- **Source document**
And I do see the log from (Gossiper.java):
private void markDead(InetAddress addr, EndpointState localState) { if (logger.isTraceEnabled()) logger.trace("marking as down {}", addr); localState.markDead(); liveEndpoints.remove(addr); unreachableEndpoints.put(addr, System.nanoTime()); logger.info("InetAddress {} is now DOWN", addr); for (IEndpointStateChangeSubscriber subscriber : subscribers) subscriber.onDead(addr, localState); if (logger.isTraceEnabled()) logger.trace("Notified " + subscribers); }
Saying: "InetAddress 192.168.101.1 is now Down", in the Cassandra's system log.
Now on all the other nodes the client side (java driver) says, " Cannot connect to any host, scheduling retry in 1000 milliseconds". They eventually do reconnect but some queries fail during this intermediate period.
To me it seems like when the server pushes the nodeDown event, it call the getRpcAddress(endpoint), and thus sends localhost as the argument in the nodeDown event.
As in org.apache.cassandra.transport.Server.java
public void onDown(InetAddress endpoint)
{
server.connectionTracker.send(Event.StatusChange.nodeDown(getRpcAddress(endpoint), server.socket.getPort()));
}
the getRpcAddress returns localhost for any endpoint if the cassandra.yaml is using localhost as the configuration for rpc_address (which by the way is the default).

- **Given data**

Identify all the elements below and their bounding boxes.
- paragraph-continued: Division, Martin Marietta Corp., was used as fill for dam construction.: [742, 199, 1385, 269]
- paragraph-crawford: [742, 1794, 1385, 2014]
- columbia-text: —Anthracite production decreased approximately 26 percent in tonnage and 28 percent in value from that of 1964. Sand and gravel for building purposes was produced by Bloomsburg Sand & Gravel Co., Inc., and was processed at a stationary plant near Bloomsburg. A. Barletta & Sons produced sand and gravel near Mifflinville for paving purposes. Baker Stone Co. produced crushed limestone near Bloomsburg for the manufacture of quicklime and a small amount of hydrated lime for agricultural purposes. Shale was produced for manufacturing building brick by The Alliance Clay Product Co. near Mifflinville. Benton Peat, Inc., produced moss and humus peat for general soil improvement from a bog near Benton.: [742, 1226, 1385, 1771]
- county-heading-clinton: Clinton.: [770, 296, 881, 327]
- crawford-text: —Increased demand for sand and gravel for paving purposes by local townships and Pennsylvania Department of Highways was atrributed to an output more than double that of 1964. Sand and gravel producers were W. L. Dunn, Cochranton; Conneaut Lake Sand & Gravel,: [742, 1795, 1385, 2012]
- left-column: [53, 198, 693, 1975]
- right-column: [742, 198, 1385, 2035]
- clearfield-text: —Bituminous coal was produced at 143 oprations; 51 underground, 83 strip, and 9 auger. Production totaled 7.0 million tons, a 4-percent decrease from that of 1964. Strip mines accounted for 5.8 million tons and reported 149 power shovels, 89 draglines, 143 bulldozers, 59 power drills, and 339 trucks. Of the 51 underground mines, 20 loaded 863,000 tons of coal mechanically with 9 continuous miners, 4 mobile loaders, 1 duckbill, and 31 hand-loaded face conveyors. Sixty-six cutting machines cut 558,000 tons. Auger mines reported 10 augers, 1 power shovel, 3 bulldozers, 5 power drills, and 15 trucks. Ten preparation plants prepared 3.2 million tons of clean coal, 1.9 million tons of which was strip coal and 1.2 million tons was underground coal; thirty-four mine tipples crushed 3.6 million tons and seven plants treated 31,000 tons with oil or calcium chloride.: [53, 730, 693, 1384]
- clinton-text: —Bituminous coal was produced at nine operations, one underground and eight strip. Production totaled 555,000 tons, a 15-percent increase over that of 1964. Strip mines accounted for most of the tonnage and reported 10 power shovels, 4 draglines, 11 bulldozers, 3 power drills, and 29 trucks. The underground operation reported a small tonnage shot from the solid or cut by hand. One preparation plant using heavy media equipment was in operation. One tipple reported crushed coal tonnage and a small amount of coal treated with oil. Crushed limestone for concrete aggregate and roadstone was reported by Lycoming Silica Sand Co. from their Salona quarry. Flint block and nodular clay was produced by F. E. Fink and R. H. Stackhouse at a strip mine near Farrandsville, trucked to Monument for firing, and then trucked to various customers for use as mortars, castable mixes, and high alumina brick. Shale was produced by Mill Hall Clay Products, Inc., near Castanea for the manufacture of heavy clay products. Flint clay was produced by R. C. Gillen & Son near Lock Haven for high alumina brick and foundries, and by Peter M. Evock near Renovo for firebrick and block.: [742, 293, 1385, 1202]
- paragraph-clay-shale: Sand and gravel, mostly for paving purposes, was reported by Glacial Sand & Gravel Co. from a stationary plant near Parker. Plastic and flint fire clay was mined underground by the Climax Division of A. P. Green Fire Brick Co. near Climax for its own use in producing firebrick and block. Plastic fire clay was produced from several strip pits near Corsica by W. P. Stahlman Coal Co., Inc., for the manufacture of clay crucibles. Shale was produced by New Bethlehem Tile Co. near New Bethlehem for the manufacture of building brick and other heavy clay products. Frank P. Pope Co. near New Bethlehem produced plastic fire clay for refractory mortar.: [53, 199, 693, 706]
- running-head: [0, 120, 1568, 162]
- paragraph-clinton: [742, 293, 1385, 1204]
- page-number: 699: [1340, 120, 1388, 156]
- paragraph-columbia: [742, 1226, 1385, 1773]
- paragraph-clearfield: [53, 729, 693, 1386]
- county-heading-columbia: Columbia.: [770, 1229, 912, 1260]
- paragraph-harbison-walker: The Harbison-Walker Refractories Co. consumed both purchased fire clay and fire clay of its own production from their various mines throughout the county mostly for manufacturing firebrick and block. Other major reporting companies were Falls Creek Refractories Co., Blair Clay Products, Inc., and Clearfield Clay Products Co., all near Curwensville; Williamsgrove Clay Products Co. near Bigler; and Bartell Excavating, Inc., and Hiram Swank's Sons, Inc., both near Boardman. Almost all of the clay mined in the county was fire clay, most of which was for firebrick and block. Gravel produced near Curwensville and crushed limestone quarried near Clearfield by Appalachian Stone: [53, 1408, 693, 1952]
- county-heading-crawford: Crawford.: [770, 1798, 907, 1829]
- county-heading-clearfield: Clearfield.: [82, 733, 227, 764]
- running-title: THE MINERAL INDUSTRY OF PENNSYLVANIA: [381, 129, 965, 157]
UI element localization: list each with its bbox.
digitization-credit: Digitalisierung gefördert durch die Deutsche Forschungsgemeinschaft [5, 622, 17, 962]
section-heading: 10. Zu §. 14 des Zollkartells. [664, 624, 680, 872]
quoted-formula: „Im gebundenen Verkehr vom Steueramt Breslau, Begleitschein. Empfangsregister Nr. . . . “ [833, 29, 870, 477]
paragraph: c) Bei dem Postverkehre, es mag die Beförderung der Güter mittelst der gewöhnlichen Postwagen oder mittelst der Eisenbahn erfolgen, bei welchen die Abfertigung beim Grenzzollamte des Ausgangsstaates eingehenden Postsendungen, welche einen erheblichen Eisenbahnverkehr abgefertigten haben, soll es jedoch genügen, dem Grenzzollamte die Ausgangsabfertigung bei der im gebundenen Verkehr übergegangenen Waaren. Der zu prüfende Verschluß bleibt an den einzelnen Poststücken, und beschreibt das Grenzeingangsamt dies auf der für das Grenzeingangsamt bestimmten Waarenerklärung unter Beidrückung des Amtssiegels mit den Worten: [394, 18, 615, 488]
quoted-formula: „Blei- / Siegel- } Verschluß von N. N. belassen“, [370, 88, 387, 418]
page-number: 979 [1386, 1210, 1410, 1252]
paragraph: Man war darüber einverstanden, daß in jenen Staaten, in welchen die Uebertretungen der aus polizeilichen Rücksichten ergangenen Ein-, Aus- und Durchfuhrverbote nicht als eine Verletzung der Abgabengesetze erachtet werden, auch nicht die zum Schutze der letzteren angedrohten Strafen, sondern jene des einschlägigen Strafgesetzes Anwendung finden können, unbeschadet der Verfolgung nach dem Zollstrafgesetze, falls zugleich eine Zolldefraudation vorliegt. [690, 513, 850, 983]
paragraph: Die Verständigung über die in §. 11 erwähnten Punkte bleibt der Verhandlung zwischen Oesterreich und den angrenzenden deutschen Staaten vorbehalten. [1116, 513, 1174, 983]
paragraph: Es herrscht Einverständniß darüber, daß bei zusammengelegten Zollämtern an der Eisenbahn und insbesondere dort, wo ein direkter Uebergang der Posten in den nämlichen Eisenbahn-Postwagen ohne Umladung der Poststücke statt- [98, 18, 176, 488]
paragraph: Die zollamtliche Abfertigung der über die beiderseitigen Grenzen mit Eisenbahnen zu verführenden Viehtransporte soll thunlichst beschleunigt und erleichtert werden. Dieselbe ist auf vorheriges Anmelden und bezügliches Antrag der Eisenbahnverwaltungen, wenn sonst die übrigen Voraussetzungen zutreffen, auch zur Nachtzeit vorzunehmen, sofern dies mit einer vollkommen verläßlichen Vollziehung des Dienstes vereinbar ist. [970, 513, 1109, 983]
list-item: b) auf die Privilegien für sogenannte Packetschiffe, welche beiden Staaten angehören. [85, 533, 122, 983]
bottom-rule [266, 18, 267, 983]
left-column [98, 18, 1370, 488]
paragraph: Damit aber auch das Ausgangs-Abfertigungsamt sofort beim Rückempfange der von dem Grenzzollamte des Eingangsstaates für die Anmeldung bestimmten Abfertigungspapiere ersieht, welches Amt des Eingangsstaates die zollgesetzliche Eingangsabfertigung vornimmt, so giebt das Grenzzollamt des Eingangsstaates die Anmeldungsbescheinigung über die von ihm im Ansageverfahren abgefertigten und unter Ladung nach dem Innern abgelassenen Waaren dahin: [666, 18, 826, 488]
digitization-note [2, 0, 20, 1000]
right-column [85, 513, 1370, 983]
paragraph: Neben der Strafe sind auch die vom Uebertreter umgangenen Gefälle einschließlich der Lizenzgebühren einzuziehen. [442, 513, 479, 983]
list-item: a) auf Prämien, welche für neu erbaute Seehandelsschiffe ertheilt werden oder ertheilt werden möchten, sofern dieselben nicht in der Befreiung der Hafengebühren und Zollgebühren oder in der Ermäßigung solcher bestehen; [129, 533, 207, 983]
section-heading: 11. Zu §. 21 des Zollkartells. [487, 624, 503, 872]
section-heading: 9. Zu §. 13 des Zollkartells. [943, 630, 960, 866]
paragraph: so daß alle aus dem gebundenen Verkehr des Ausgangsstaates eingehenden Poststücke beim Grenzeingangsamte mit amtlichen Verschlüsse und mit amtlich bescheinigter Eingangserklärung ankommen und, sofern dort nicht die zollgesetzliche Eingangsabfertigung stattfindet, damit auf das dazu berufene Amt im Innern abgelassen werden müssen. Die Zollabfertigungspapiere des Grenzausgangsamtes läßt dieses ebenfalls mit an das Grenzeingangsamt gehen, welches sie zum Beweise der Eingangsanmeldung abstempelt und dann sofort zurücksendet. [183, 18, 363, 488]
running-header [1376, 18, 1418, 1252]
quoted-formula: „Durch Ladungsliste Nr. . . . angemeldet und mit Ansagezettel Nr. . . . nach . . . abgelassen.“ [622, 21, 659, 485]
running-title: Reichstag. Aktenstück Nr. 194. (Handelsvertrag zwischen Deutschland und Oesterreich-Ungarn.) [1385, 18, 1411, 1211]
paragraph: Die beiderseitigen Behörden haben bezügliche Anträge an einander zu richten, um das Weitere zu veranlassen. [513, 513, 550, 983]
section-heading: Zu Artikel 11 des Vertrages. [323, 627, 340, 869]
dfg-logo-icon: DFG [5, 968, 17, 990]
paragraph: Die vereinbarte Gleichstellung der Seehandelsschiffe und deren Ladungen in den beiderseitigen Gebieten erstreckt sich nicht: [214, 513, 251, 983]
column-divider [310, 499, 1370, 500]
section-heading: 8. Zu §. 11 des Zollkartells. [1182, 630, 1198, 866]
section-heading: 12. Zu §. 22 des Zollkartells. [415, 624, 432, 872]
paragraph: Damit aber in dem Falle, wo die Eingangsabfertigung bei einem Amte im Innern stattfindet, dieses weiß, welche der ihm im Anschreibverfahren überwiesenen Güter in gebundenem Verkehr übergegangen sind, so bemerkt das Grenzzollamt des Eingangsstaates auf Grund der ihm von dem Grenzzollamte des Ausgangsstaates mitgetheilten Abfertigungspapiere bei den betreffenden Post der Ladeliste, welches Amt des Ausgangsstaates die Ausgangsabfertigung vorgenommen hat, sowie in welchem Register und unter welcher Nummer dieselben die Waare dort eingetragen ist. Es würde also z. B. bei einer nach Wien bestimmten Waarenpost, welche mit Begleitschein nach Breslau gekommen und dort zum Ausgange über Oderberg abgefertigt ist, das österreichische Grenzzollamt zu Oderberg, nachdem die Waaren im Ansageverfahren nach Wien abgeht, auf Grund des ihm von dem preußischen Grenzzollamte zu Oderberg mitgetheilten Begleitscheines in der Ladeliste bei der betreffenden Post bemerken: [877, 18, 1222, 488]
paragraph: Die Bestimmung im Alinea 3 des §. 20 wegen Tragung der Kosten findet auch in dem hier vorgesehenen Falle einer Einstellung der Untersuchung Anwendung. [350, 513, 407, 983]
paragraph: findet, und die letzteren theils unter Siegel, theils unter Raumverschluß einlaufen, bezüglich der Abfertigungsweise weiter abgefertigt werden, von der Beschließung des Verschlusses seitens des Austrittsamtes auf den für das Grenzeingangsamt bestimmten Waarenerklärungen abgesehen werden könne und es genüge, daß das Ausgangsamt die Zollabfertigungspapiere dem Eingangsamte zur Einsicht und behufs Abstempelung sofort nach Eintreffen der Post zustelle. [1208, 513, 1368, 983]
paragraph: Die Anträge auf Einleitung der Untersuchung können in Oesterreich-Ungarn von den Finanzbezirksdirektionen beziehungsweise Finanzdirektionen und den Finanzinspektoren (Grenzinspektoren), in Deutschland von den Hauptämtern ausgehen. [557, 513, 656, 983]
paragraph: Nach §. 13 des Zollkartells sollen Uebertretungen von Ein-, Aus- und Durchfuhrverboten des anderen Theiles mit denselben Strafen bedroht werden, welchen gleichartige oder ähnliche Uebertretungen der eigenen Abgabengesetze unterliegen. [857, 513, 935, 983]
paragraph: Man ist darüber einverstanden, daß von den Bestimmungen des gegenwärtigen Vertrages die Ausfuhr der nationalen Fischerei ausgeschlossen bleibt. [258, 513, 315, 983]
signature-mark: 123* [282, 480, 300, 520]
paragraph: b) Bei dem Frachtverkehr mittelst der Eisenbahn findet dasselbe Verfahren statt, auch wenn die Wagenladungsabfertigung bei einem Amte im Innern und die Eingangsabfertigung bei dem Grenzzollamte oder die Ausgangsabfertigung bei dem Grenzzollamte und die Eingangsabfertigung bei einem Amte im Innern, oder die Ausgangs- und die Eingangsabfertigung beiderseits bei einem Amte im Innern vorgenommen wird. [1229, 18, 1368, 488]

- **What you need to do**
a. In the Cassandra excerpt, how long does the java driver say it will wait before retrying?
b. Transcribe the part of the Cassandra excerpt starting with "To me it seems" and going on through "void onDown(InetAddress endpoint)".
c. For each statement, say yes or no according to the Cassandra excerpt and quote the words that settle it: (i) The client side on the other nodes never manages to reconnect. (ii) Localhost is the default setting for rpc_address. (iii) The "is now Down" message appears in Cassandra's system log.
The entries are unrelated to the Cassandra excerpt.

- **Solutions to the problems**
a. 1000 milliseconds.

b.
To me it seems like when the server pushes the nodeDown event, it call the getRpcAddress(endpoint), and thus sends localhost as the argument in the nodeDown event.
As in org.apache.cassandra.transport.Server.java
public void onDown(InetAddress endpoint)

c.
(i) No: "They eventually do reconnect but some queries fail during this intermediate period."
(ii) Yes: "(which by the way is the default)"
(iii) Yes: "Saying: "InetAddress 192.168.101.1 is now Down", in the Cassandra's system log."